▶ Set exercise
Pick out and copy every line below that has the word "Általános".

▶ Supplied data
---

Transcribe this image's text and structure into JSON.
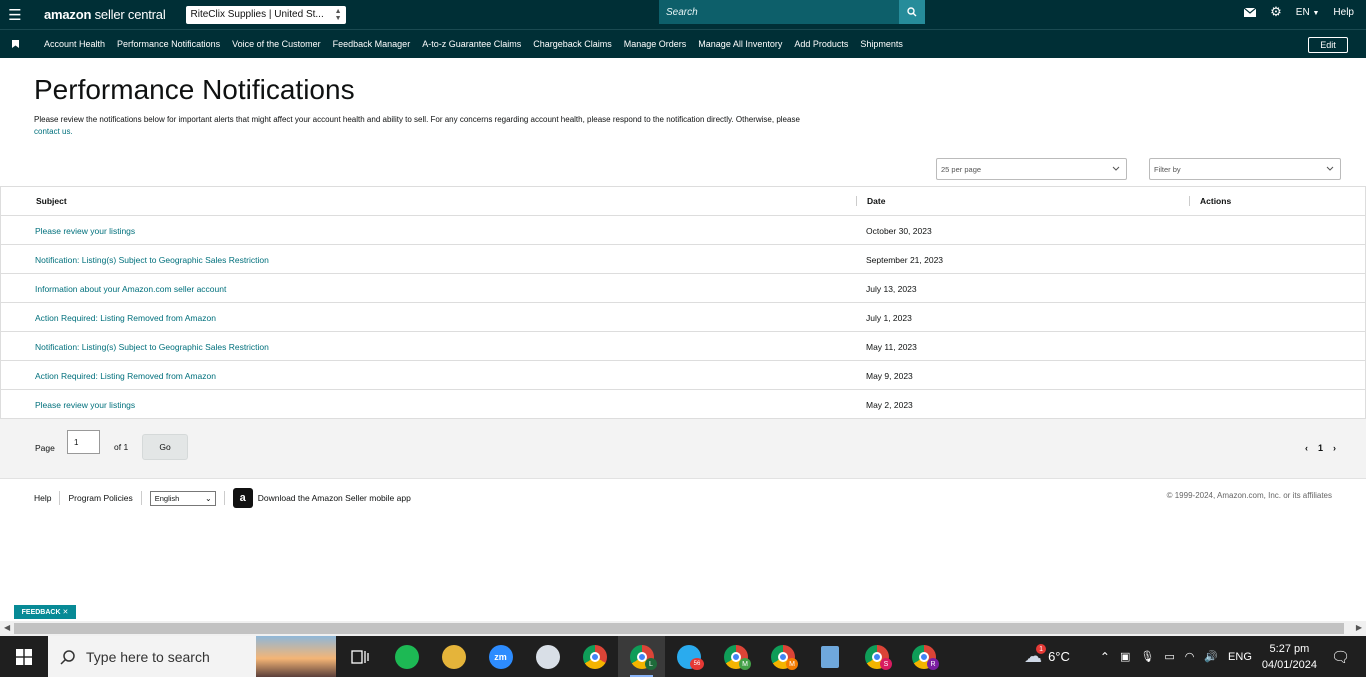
{
  "topbar": {
    "logo_prefix": "amazon",
    "logo_suffix": " seller central",
    "account": "RiteClix Supplies | United St...",
    "search_placeholder": "Search",
    "language": "EN",
    "help": "Help"
  },
  "nav": {
    "items": [
      "Account Health",
      "Performance Notifications",
      "Voice of the Customer",
      "Feedback Manager",
      "A-to-z Guarantee Claims",
      "Chargeback Claims",
      "Manage Orders",
      "Manage All Inventory",
      "Add Products",
      "Shipments"
    ],
    "edit": "Edit"
  },
  "page": {
    "title": "Performance Notifications",
    "intro": "Please review the notifications below for important alerts that might affect your account health and ability to sell. For any concerns regarding account health, please respond to the notification directly. Otherwise, please",
    "contact_link": "contact us.",
    "per_page": "25 per page",
    "filter": "Filter by"
  },
  "table": {
    "headers": {
      "subject": "Subject",
      "date": "Date",
      "actions": "Actions"
    },
    "rows": [
      {
        "subject": "Please review your listings",
        "date": "October 30, 2023"
      },
      {
        "subject": "Notification: Listing(s) Subject to Geographic Sales Restriction",
        "date": "September 21, 2023"
      },
      {
        "subject": "Information about your Amazon.com seller account",
        "date": "July 13, 2023"
      },
      {
        "subject": "Action Required: Listing Removed from Amazon",
        "date": "July 1, 2023"
      },
      {
        "subject": "Notification: Listing(s) Subject to Geographic Sales Restriction",
        "date": "May 11, 2023"
      },
      {
        "subject": "Action Required: Listing Removed from Amazon",
        "date": "May 9, 2023"
      },
      {
        "subject": "Please review your listings",
        "date": "May 2, 2023"
      }
    ]
  },
  "pager": {
    "page_label": "Page",
    "page_value": "1",
    "of_label": "of 1",
    "go": "Go",
    "current": "1",
    "prev": "‹",
    "next": "›"
  },
  "footer": {
    "help": "Help",
    "policies": "Program Policies",
    "language": "English",
    "app_text": "Download the Amazon Seller mobile app",
    "copyright": "© 1999-2024, Amazon.com, Inc. or its affiliates"
  },
  "feedback": "FEEDBACK ✕",
  "taskbar": {
    "search_placeholder": "Type here to search",
    "telegram_badge": "56",
    "weather_badge": "1",
    "temperature": "6°C",
    "lang": "ENG",
    "time": "5:27 pm",
    "date": "04/01/2024",
    "chrome_profiles": [
      "L",
      "M",
      "M",
      "S",
      "R"
    ]
  },
  "colors": {
    "header_bg": "#002f36",
    "link": "#00707c",
    "feedback_bg": "#078a96"
  }
}
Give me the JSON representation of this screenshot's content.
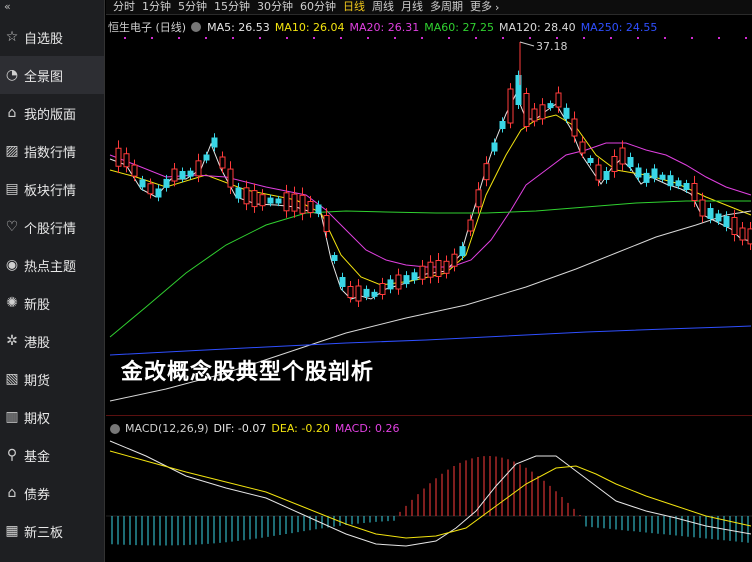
{
  "sidebar": {
    "collapse_glyph": "«",
    "items": [
      {
        "label": "自选股",
        "icon": "star-icon"
      },
      {
        "label": "全景图",
        "icon": "panorama-icon",
        "active": true
      },
      {
        "label": "我的版面",
        "icon": "home-icon"
      },
      {
        "label": "指数行情",
        "icon": "index-chart-icon"
      },
      {
        "label": "板块行情",
        "icon": "sector-icon"
      },
      {
        "label": "个股行情",
        "icon": "stock-icon"
      },
      {
        "label": "热点主题",
        "icon": "hot-topic-icon"
      },
      {
        "label": "新股",
        "icon": "new-stock-icon"
      },
      {
        "label": "港股",
        "icon": "hk-stock-icon"
      },
      {
        "label": "期货",
        "icon": "futures-icon"
      },
      {
        "label": "期权",
        "icon": "options-icon"
      },
      {
        "label": "基金",
        "icon": "fund-icon"
      },
      {
        "label": "债券",
        "icon": "bond-icon"
      },
      {
        "label": "新三板",
        "icon": "neeq-icon"
      }
    ]
  },
  "timeframes": [
    {
      "label": "分时"
    },
    {
      "label": "1分钟"
    },
    {
      "label": "5分钟"
    },
    {
      "label": "15分钟"
    },
    {
      "label": "30分钟"
    },
    {
      "label": "60分钟"
    },
    {
      "label": "日线",
      "active": true
    },
    {
      "label": "周线"
    },
    {
      "label": "月线"
    },
    {
      "label": "多周期"
    },
    {
      "label": "更多"
    }
  ],
  "chart": {
    "stock_name": "恒生电子 (日线)",
    "ma_legend": [
      {
        "text": "MA5: 26.53",
        "color": "#e6e6e6"
      },
      {
        "text": "MA10: 26.04",
        "color": "#f2e30f"
      },
      {
        "text": "MA20: 26.31",
        "color": "#e040e0"
      },
      {
        "text": "MA60: 27.25",
        "color": "#30d030"
      },
      {
        "text": "MA120: 28.40",
        "color": "#d8d8d8"
      },
      {
        "text": "MA250: 24.55",
        "color": "#2f4fff"
      }
    ],
    "high_marker": "37.18",
    "macd_legend": [
      {
        "text": "MACD(12,26,9)",
        "color": "#cfcfcf"
      },
      {
        "text": "DIF: -0.07",
        "color": "#e6e6e6"
      },
      {
        "text": "DEA: -0.20",
        "color": "#f2e30f"
      },
      {
        "text": "MACD: 0.26",
        "color": "#e040e0"
      }
    ],
    "overlay_title": "金改概念股典型个股剖析",
    "colors": {
      "up": "#ff3b3b",
      "down": "#3ad6e6",
      "ma5": "#e6e6e6",
      "ma10": "#f2e30f",
      "ma20": "#e040e0",
      "ma60": "#30d030",
      "ma120": "#d8d8d8",
      "ma250": "#2f4fff"
    }
  }
}
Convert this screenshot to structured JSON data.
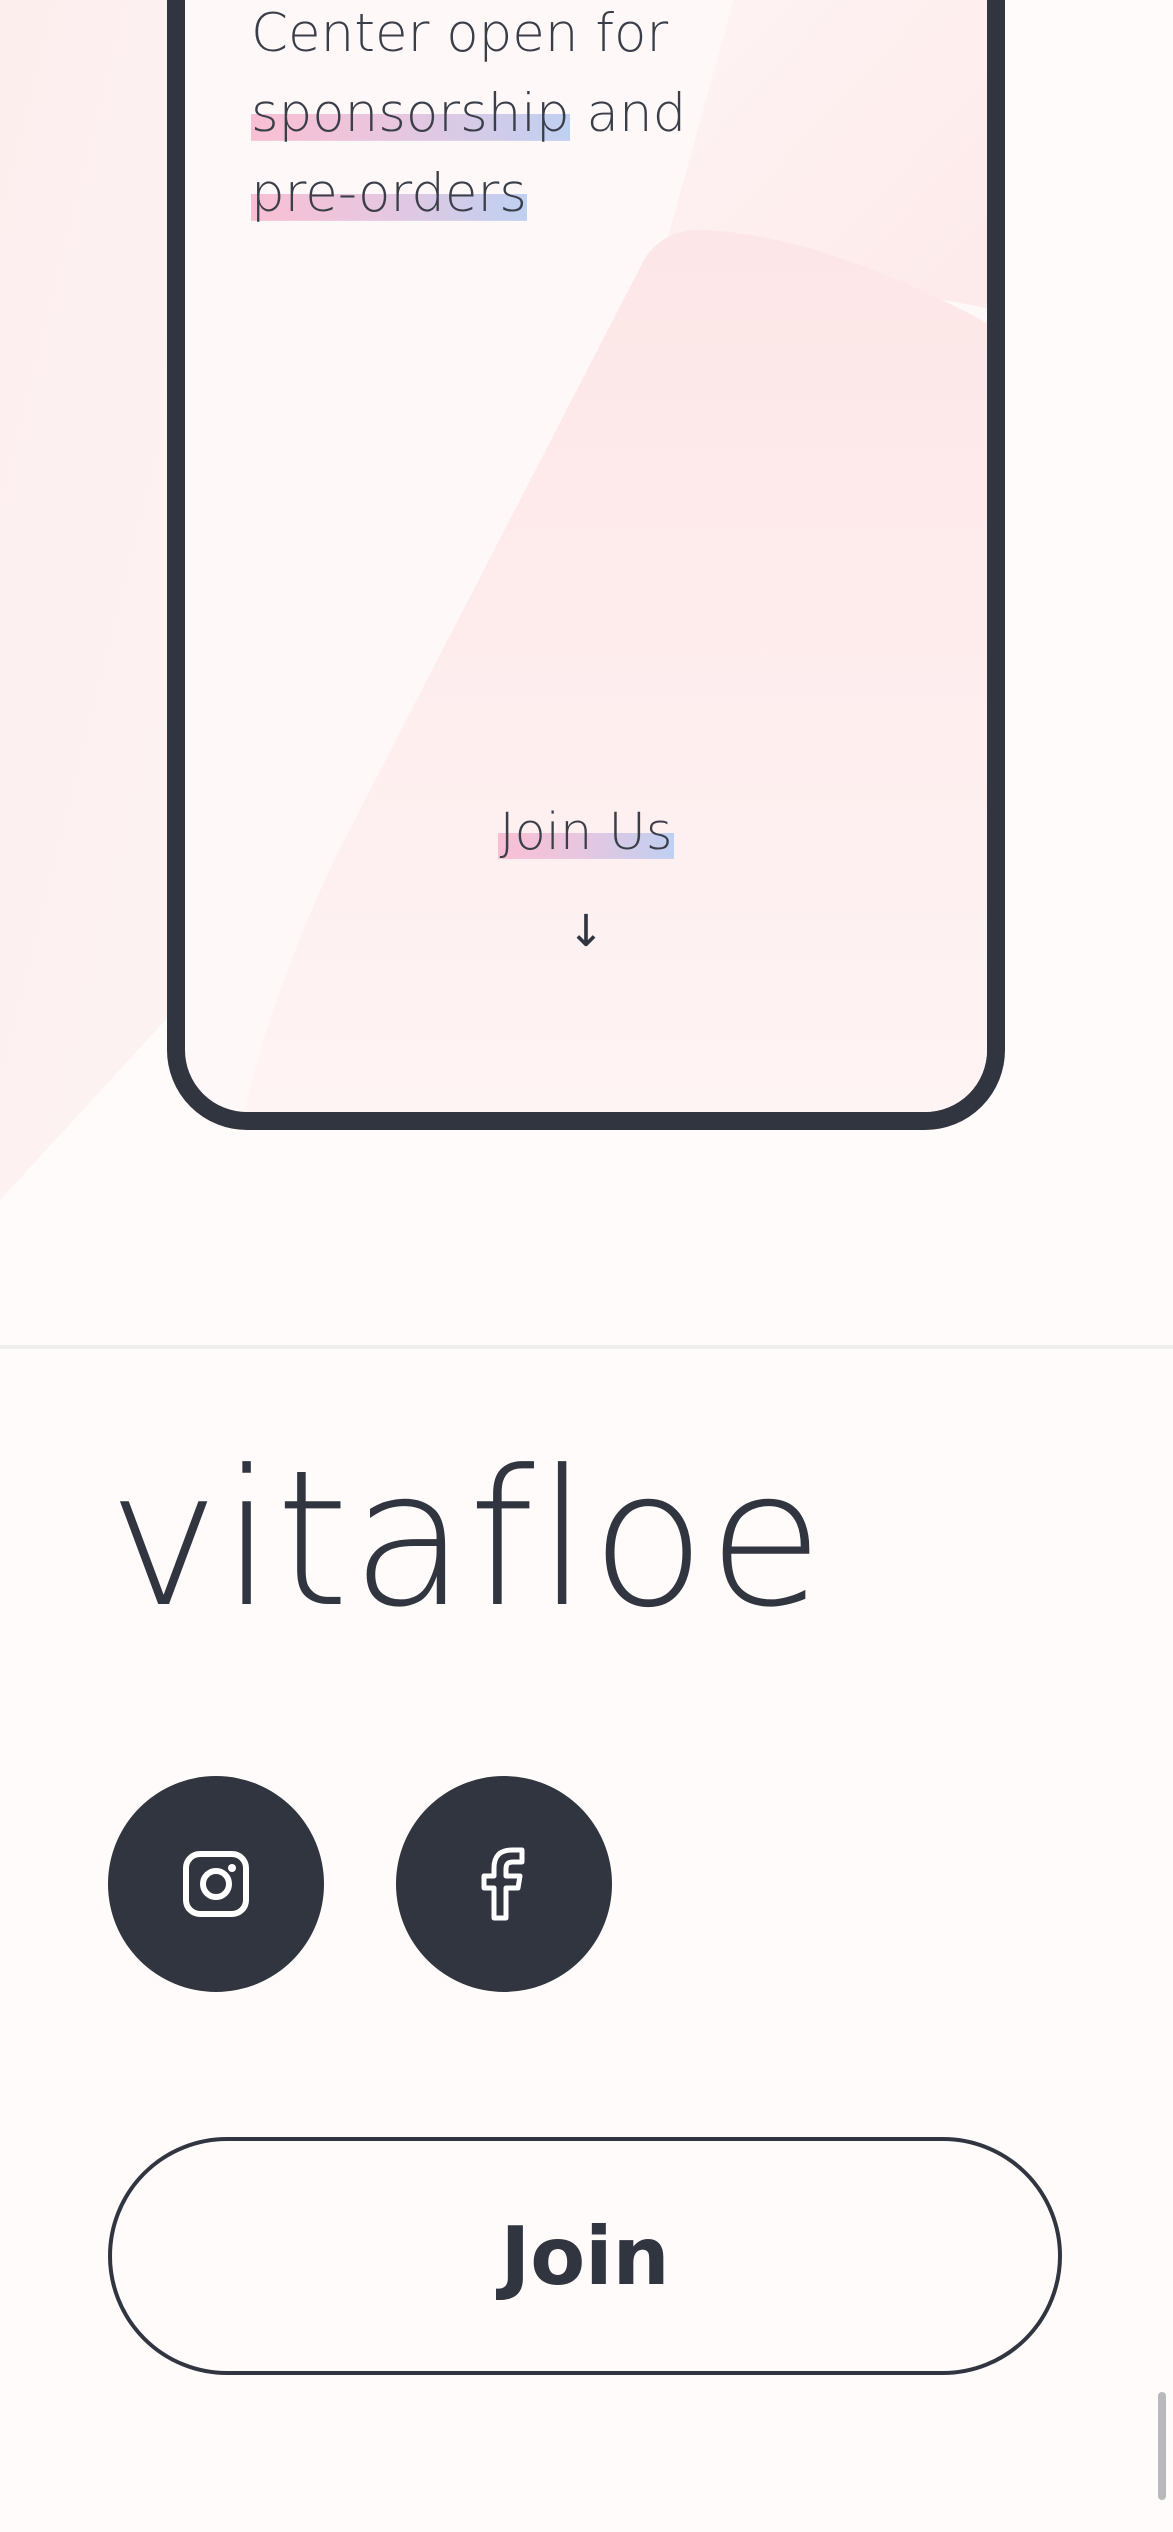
{
  "hero": {
    "text_line1": "Center open for",
    "text_line2_highlight": "sponsorship",
    "text_line2_rest": " and",
    "text_line3_highlight": "pre-orders",
    "join_us_label": "Join Us",
    "arrow_icon": "arrow-down-icon",
    "arrow_glyph": "↓"
  },
  "footer": {
    "logo_text": "vitafloe",
    "social_links": [
      {
        "name": "instagram",
        "icon": "instagram-icon"
      },
      {
        "name": "facebook",
        "icon": "facebook-icon"
      }
    ],
    "join_button_label": "Join"
  },
  "colors": {
    "dark": "#31353f",
    "page_background": "#fffbfb",
    "highlight_pink": "#f9bfd3",
    "highlight_blue": "#bfd0f1",
    "shape_pink": "#fde3e4",
    "divider": "#eeeeef"
  }
}
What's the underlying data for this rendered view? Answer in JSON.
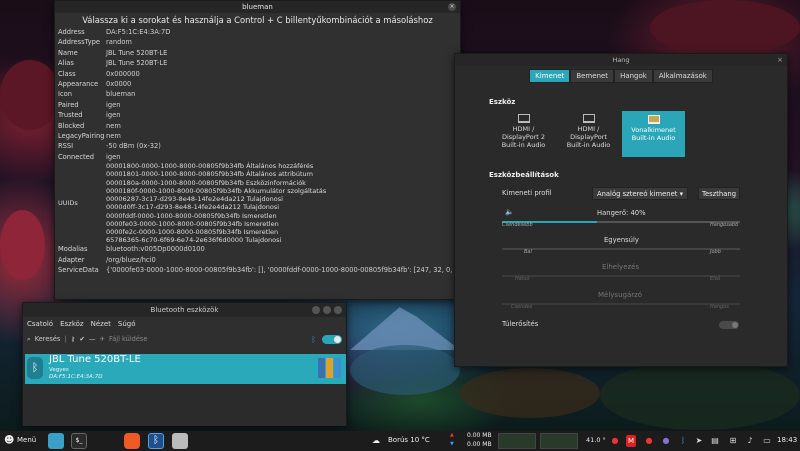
{
  "blueman": {
    "title": "blueman",
    "hint": "Válassza ki a sorokat és használja a Control + C billentyűkombinációt a másoláshoz",
    "rows": [
      {
        "key": "Address",
        "value": "DA:F5:1C:E4:3A:7D"
      },
      {
        "key": "AddressType",
        "value": "random"
      },
      {
        "key": "Name",
        "value": "JBL Tune 520BT-LE"
      },
      {
        "key": "Alias",
        "value": "JBL Tune 520BT-LE"
      },
      {
        "key": "Class",
        "value": "0x000000"
      },
      {
        "key": "Appearance",
        "value": "0x0000"
      },
      {
        "key": "Icon",
        "value": "blueman"
      },
      {
        "key": "Paired",
        "value": "igen"
      },
      {
        "key": "Trusted",
        "value": "igen"
      },
      {
        "key": "Blocked",
        "value": "nem"
      },
      {
        "key": "LegacyPairing",
        "value": "nem"
      },
      {
        "key": "RSSI",
        "value": "-50 dBm (0x-32)"
      },
      {
        "key": "Connected",
        "value": "igen"
      }
    ],
    "uuids_label": "UUIDs",
    "uuids": [
      "00001800-0000-1000-8000-00805f9b34fb Általános hozzáférés",
      "00001801-0000-1000-8000-00805f9b34fb Általános attribútum",
      "0000180a-0000-1000-8000-00805f9b34fb Eszközinformációk",
      "0000180f-0000-1000-8000-00805f9b34fb Akkumulátor szolgáltatás",
      "00006287-3c17-d293-8e48-14fe2e4da212 Tulajdonosi",
      "0000d0ff-3c17-d293-8e48-14fe2e4da212 Tulajdonosi",
      "0000fddf-0000-1000-8000-00805f9b34fb Ismeretlen",
      "0000fe03-0000-1000-8000-00805f9b34fb Ismeretlen",
      "0000fe2c-0000-1000-8000-00805f9b34fb Ismeretlen",
      "65786365-6c70-6f69-6e74-2e636f6d0000 Tulajdonosi"
    ],
    "rows_after": [
      {
        "key": "Modalias",
        "value": "bluetooth:v005Dp0000d0100"
      },
      {
        "key": "Adapter",
        "value": "/org/bluez/hci0"
      },
      {
        "key": "ServiceData",
        "value": "{'0000fe03-0000-1000-8000-00805f9b34fb': [], '0000fddf-0000-1000-8000-00805f9b34fb': [247, 32, 0, 0, 0]}"
      }
    ]
  },
  "btwin": {
    "title": "Bluetooth eszközök",
    "menu": [
      "Csatoló",
      "Eszköz",
      "Nézet",
      "Súgó"
    ],
    "search_label": "Keresés",
    "send_label": "Fájl küldése",
    "device": {
      "name": "JBL Tune 520BT-LE",
      "type": "Vegyes",
      "address": "DA:F5:1C:E4:3A:7D"
    }
  },
  "hang": {
    "title": "Hang",
    "tabs": [
      "Kimenet",
      "Bemenet",
      "Hangok",
      "Alkalmazások"
    ],
    "device_section": "Eszköz",
    "devices": [
      {
        "label1": "HDMI /",
        "label2": "DisplayPort 2",
        "label3": "Built-in Audio"
      },
      {
        "label1": "HDMI /",
        "label2": "DisplayPort",
        "label3": "Built-in Audio"
      },
      {
        "label1": "Vonalkimenet",
        "label2": "Built-in Audio",
        "label3": ""
      }
    ],
    "settings_section": "Eszközbeállítások",
    "profile_label": "Kimeneti profil",
    "profile_value": "Analóg sztereó kimenet",
    "test_label": "Teszthang",
    "volume_label": "Hangerő: 40%",
    "volume_percent": 40,
    "quiet": "Csendesebb",
    "loud": "Hangosabb",
    "balance_label": "Egyensúly",
    "left": "Bal",
    "right": "Jobb",
    "fade_label": "Elhelyezés",
    "rear": "Hátsó",
    "front": "Első",
    "bass_label": "Mélysugárzó",
    "soft": "Csendes",
    "loud2": "Hangos",
    "overamp_label": "Túlerősítés"
  },
  "taskbar": {
    "menu_label": "Menü",
    "weather": "Borús 10 °C",
    "net_up": "0.00 MB",
    "net_down": "0.00 MB",
    "temp": "41.0 °",
    "clock": "18:43"
  },
  "colors": {
    "accent": "#2aa6b8",
    "panel": "#1c1c1c"
  }
}
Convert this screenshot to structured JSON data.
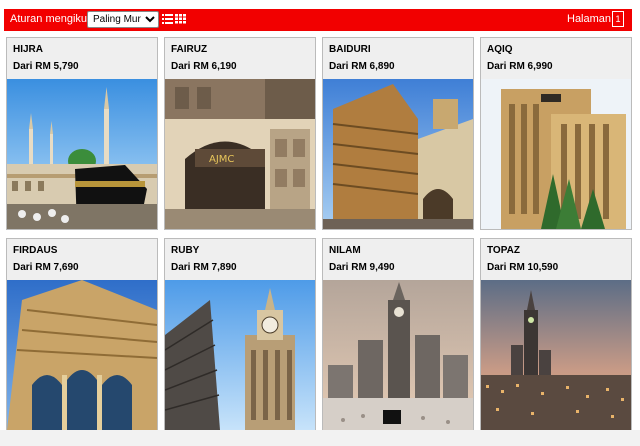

---

▶ Correct response
      "00001800-0000-1000-8000-00805f9b34fb Általános hozzáférés",
      "00001801-0000-1000-8000-00805f9b34fb Általános attribútum",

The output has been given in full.